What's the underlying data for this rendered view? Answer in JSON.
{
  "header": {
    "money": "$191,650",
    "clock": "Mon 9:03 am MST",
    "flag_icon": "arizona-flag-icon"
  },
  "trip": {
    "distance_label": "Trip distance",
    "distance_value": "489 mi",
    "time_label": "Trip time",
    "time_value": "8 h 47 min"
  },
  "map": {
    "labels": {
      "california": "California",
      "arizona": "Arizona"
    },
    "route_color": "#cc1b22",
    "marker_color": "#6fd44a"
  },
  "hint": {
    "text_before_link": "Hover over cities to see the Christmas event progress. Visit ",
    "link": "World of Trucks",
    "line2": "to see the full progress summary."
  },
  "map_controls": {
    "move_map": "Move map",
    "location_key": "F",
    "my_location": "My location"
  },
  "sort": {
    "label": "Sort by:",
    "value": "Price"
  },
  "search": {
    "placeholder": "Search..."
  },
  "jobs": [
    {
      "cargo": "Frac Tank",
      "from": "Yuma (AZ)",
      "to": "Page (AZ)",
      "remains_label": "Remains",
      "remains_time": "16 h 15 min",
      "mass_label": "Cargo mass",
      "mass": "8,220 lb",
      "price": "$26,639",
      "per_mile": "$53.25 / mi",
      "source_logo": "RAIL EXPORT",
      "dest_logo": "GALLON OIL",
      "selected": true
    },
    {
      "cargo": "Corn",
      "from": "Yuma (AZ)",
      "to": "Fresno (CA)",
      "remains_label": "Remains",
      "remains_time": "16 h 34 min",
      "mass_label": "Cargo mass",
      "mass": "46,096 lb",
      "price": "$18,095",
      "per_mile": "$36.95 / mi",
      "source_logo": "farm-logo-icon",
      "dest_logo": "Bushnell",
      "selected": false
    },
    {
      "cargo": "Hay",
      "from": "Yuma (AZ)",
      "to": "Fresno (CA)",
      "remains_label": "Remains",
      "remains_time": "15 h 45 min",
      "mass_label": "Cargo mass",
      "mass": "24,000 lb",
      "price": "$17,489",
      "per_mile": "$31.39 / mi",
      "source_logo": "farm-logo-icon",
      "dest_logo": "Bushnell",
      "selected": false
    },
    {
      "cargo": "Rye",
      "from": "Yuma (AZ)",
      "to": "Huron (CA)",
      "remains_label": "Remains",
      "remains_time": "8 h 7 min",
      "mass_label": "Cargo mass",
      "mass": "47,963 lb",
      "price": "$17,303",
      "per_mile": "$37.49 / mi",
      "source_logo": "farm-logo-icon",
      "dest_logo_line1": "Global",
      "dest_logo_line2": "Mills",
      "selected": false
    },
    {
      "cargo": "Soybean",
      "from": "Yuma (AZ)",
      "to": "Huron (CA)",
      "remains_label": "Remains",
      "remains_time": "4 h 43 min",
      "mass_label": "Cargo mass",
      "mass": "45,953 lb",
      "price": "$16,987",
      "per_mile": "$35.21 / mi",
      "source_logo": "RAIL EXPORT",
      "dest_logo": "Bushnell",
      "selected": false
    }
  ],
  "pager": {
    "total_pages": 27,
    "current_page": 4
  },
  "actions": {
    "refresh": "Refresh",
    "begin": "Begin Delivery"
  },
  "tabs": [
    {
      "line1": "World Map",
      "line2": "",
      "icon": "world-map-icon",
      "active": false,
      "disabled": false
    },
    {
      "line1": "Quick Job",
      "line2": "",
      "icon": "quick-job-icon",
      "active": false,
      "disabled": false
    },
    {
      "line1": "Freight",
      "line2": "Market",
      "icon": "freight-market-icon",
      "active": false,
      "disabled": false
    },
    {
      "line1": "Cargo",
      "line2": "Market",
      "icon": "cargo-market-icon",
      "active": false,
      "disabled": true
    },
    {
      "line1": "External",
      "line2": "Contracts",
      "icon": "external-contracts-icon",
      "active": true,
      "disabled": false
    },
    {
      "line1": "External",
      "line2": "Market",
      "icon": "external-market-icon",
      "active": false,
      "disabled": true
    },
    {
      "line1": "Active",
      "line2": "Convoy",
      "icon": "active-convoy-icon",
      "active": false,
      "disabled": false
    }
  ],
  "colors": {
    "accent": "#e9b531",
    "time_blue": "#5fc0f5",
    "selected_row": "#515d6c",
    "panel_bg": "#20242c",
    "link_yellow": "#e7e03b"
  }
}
____________
**PROBLEM TO WORK ON**
Reproduce each entry from the records above, character for character.

**WRITTEN SOLUTION**
What's the underlying data for this rendered view? Answer in JSON.
{
  "header": {
    "money": "$191,650",
    "clock": "Mon 9:03 am MST",
    "flag_icon": "arizona-flag-icon"
  },
  "trip": {
    "distance_label": "Trip distance",
    "distance_value": "489 mi",
    "time_label": "Trip time",
    "time_value": "8 h 47 min"
  },
  "map": {
    "labels": {
      "california": "California",
      "arizona": "Arizona"
    },
    "route_color": "#cc1b22",
    "marker_color": "#6fd44a"
  },
  "hint": {
    "text_before_link": "Hover over cities to see the Christmas event progress. Visit ",
    "link": "World of Trucks",
    "line2": "to see the full progress summary."
  },
  "map_controls": {
    "move_map": "Move map",
    "location_key": "F",
    "my_location": "My location"
  },
  "sort": {
    "label": "Sort by:",
    "value": "Price"
  },
  "search": {
    "placeholder": "Search..."
  },
  "jobs": [
    {
      "cargo": "Frac Tank",
      "from": "Yuma (AZ)",
      "to": "Page (AZ)",
      "remains_label": "Remains",
      "remains_time": "16 h 15 min",
      "mass_label": "Cargo mass",
      "mass": "8,220 lb",
      "price": "$26,639",
      "per_mile": "$53.25 / mi",
      "source_logo": "RAIL EXPORT",
      "dest_logo": "GALLON OIL",
      "selected": true
    },
    {
      "cargo": "Corn",
      "from": "Yuma (AZ)",
      "to": "Fresno (CA)",
      "remains_label": "Remains",
      "remains_time": "16 h 34 min",
      "mass_label": "Cargo mass",
      "mass": "46,096 lb",
      "price": "$18,095",
      "per_mile": "$36.95 / mi",
      "source_logo": "farm-logo-icon",
      "dest_logo": "Bushnell",
      "selected": false
    },
    {
      "cargo": "Hay",
      "from": "Yuma (AZ)",
      "to": "Fresno (CA)",
      "remains_label": "Remains",
      "remains_time": "15 h 45 min",
      "mass_label": "Cargo mass",
      "mass": "24,000 lb",
      "price": "$17,489",
      "per_mile": "$31.39 / mi",
      "source_logo": "farm-logo-icon",
      "dest_logo": "Bushnell",
      "selected": false
    },
    {
      "cargo": "Rye",
      "from": "Yuma (AZ)",
      "to": "Huron (CA)",
      "remains_label": "Remains",
      "remains_time": "8 h 7 min",
      "mass_label": "Cargo mass",
      "mass": "47,963 lb",
      "price": "$17,303",
      "per_mile": "$37.49 / mi",
      "source_logo": "farm-logo-icon",
      "dest_logo_line1": "Global",
      "dest_logo_line2": "Mills",
      "selected": false
    },
    {
      "cargo": "Soybean",
      "from": "Yuma (AZ)",
      "to": "Huron (CA)",
      "remains_label": "Remains",
      "remains_time": "4 h 43 min",
      "mass_label": "Cargo mass",
      "mass": "45,953 lb",
      "price": "$16,987",
      "per_mile": "$35.21 / mi",
      "source_logo": "RAIL EXPORT",
      "dest_logo": "Bushnell",
      "selected": false
    }
  ],
  "pager": {
    "total_pages": 27,
    "current_page": 4
  },
  "actions": {
    "refresh": "Refresh",
    "begin": "Begin Delivery"
  },
  "tabs": [
    {
      "line1": "World Map",
      "line2": "",
      "icon": "world-map-icon",
      "active": false,
      "disabled": false
    },
    {
      "line1": "Quick Job",
      "line2": "",
      "icon": "quick-job-icon",
      "active": false,
      "disabled": false
    },
    {
      "line1": "Freight",
      "line2": "Market",
      "icon": "freight-market-icon",
      "active": false,
      "disabled": false
    },
    {
      "line1": "Cargo",
      "line2": "Market",
      "icon": "cargo-market-icon",
      "active": false,
      "disabled": true
    },
    {
      "line1": "External",
      "line2": "Contracts",
      "icon": "external-contracts-icon",
      "active": true,
      "disabled": false
    },
    {
      "line1": "External",
      "line2": "Market",
      "icon": "external-market-icon",
      "active": false,
      "disabled": true
    },
    {
      "line1": "Active",
      "line2": "Convoy",
      "icon": "active-convoy-icon",
      "active": false,
      "disabled": false
    }
  ],
  "colors": {
    "accent": "#e9b531",
    "time_blue": "#5fc0f5",
    "selected_row": "#515d6c",
    "panel_bg": "#20242c",
    "link_yellow": "#e7e03b"
  }
}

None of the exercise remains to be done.